--- Task objective ---
Only the run of lines from the one containing "Output a JSON" through the last line should be returned, exactly as written.

--- Data excerpts ---
○ ○ ○ ○ ○

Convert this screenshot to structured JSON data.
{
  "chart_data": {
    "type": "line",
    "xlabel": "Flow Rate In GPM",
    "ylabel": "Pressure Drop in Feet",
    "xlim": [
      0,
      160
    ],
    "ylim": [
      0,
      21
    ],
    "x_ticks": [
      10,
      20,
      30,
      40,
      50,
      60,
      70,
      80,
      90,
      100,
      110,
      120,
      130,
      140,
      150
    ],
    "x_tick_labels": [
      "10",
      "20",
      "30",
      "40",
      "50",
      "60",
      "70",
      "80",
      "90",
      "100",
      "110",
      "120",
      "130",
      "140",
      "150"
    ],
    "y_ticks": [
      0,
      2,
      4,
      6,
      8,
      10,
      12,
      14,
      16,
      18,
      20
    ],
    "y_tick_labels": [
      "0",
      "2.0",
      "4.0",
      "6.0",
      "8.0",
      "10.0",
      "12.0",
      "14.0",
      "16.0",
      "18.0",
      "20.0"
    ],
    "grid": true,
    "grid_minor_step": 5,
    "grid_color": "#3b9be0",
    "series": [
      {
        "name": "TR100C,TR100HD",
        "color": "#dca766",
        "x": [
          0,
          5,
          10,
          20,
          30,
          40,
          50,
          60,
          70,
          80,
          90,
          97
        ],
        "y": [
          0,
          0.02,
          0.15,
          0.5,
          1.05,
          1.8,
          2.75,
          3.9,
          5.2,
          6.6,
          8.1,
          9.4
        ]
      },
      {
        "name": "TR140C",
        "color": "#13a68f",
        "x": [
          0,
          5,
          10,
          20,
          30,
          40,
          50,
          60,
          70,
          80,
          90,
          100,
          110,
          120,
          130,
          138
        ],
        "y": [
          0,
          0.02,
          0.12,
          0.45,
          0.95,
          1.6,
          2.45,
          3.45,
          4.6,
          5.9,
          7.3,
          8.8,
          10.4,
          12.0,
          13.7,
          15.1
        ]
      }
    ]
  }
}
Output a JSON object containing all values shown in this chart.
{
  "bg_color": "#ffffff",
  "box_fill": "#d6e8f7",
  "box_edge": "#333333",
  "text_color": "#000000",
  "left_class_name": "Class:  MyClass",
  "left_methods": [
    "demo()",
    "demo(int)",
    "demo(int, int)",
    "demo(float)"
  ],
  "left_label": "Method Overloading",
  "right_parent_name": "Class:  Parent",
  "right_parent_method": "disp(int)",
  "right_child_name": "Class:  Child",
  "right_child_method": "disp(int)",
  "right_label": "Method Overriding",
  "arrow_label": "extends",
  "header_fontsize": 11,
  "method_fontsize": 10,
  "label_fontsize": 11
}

○ ○ ○ ○ ○

--- Result ---
Output a JSON object containing all values shown in this chart.
{
  "bg_color": "#ffffff",
  "box_fill": "#d6e8f7",
  "box_edge": "#333333",
  "text_color": "#000000",
  "left_class_name": "Class:  MyClass",
  "left_methods": [
    "demo()",
    "demo(int)",
    "demo(int, int)",
    "demo(float)"
  ],
  "left_label": "Method Overloading",
  "right_parent_name": "Class:  Parent",
  "right_parent_method": "disp(int)",
  "right_child_name": "Class:  Child",
  "right_child_method": "disp(int)",
  "right_label": "Method Overriding",
  "arrow_label": "extends",
  "header_fontsize": 11,
  "method_fontsize": 10,
  "label_fontsize": 11
}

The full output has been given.